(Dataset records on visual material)
◇ ◇ ◇ ◇ ◇

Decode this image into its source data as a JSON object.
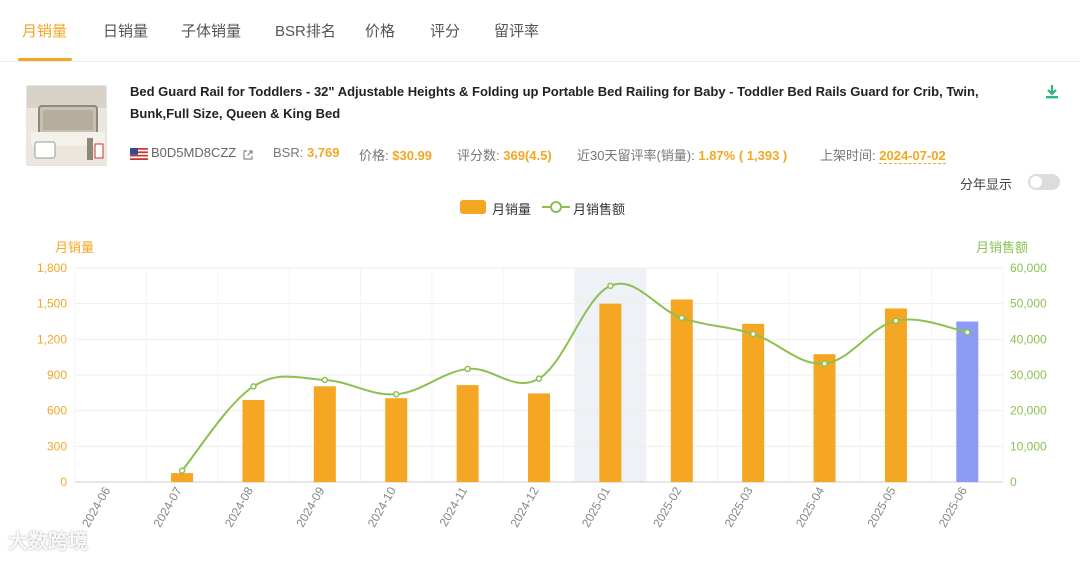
{
  "tabs": [
    "月销量",
    "日销量",
    "子体销量",
    "BSR排名",
    "价格",
    "评分",
    "留评率"
  ],
  "active_tab": 0,
  "product": {
    "title": "Bed Guard Rail for Toddlers - 32\" Adjustable Heights & Folding up Portable Bed Railing for Baby - Toddler Bed Rails Guard for Crib, Twin, Bunk,Full Size, Queen & King Bed",
    "asin": "B0D5MD8CZZ",
    "bsr_label": "BSR:",
    "bsr_value": "3,769",
    "price_label": "价格:",
    "price_value": "$30.99",
    "rating_label": "评分数:",
    "rating_value": "369(4.5)",
    "review_rate_label": "近30天留评率(销量):",
    "review_rate_value": "1.87% ( 1,393 )",
    "listed_label": "上架时间:",
    "listed_value": "2024-07-02"
  },
  "toggle_label": "分年显示",
  "watermark": "大数跨境",
  "chart_data": {
    "type": "bar",
    "categories": [
      "2024-06",
      "2024-07",
      "2024-08",
      "2024-09",
      "2024-10",
      "2024-11",
      "2024-12",
      "2025-01",
      "2025-02",
      "2025-03",
      "2025-04",
      "2025-05",
      "2025-06"
    ],
    "series": [
      {
        "name": "月销量",
        "type": "bar",
        "axis": "left",
        "color": "#f5a623",
        "values": [
          0,
          75,
          690,
          805,
          705,
          815,
          745,
          1500,
          1535,
          1330,
          1075,
          1460,
          1350
        ]
      },
      {
        "name": "月销售额",
        "type": "line",
        "axis": "right",
        "color": "#8cc152",
        "values": [
          null,
          3200,
          26800,
          28600,
          24600,
          31700,
          29000,
          55000,
          46000,
          41500,
          33200,
          45200,
          42000
        ]
      }
    ],
    "highlight_last_bar_color": "#8c9cf5",
    "hover_category": "2025-01",
    "ylabel_left": "月销量",
    "ylabel_right": "月销售额",
    "ylim_left": [
      0,
      1800
    ],
    "yticks_left": [
      "0",
      "300",
      "600",
      "900",
      "1,200",
      "1,500",
      "1,800"
    ],
    "ylim_right": [
      0,
      60000
    ],
    "yticks_right": [
      "0",
      "10,000",
      "20,000",
      "30,000",
      "40,000",
      "50,000",
      "60,000"
    ],
    "legend": "top-center",
    "grid": true
  }
}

◇ ◇ ◇ ◇ ◇

Every entry above needs to be retyped exactly; drop the pictures.

## Answer for this exercise:
Decode this image into its source data as a JSON object.
{
  "tabs": [
    "月销量",
    "日销量",
    "子体销量",
    "BSR排名",
    "价格",
    "评分",
    "留评率"
  ],
  "active_tab": 0,
  "product": {
    "title": "Bed Guard Rail for Toddlers - 32\" Adjustable Heights & Folding up Portable Bed Railing for Baby - Toddler Bed Rails Guard for Crib, Twin, Bunk,Full Size, Queen & King Bed",
    "asin": "B0D5MD8CZZ",
    "bsr_label": "BSR:",
    "bsr_value": "3,769",
    "price_label": "价格:",
    "price_value": "$30.99",
    "rating_label": "评分数:",
    "rating_value": "369(4.5)",
    "review_rate_label": "近30天留评率(销量):",
    "review_rate_value": "1.87% ( 1,393 )",
    "listed_label": "上架时间:",
    "listed_value": "2024-07-02"
  },
  "toggle_label": "分年显示",
  "watermark": "大数跨境",
  "chart_data": {
    "type": "bar",
    "categories": [
      "2024-06",
      "2024-07",
      "2024-08",
      "2024-09",
      "2024-10",
      "2024-11",
      "2024-12",
      "2025-01",
      "2025-02",
      "2025-03",
      "2025-04",
      "2025-05",
      "2025-06"
    ],
    "series": [
      {
        "name": "月销量",
        "type": "bar",
        "axis": "left",
        "color": "#f5a623",
        "values": [
          0,
          75,
          690,
          805,
          705,
          815,
          745,
          1500,
          1535,
          1330,
          1075,
          1460,
          1350
        ]
      },
      {
        "name": "月销售额",
        "type": "line",
        "axis": "right",
        "color": "#8cc152",
        "values": [
          null,
          3200,
          26800,
          28600,
          24600,
          31700,
          29000,
          55000,
          46000,
          41500,
          33200,
          45200,
          42000
        ]
      }
    ],
    "highlight_last_bar_color": "#8c9cf5",
    "hover_category": "2025-01",
    "ylabel_left": "月销量",
    "ylabel_right": "月销售额",
    "ylim_left": [
      0,
      1800
    ],
    "yticks_left": [
      "0",
      "300",
      "600",
      "900",
      "1,200",
      "1,500",
      "1,800"
    ],
    "ylim_right": [
      0,
      60000
    ],
    "yticks_right": [
      "0",
      "10,000",
      "20,000",
      "30,000",
      "40,000",
      "50,000",
      "60,000"
    ],
    "legend": "top-center",
    "grid": true
  }
}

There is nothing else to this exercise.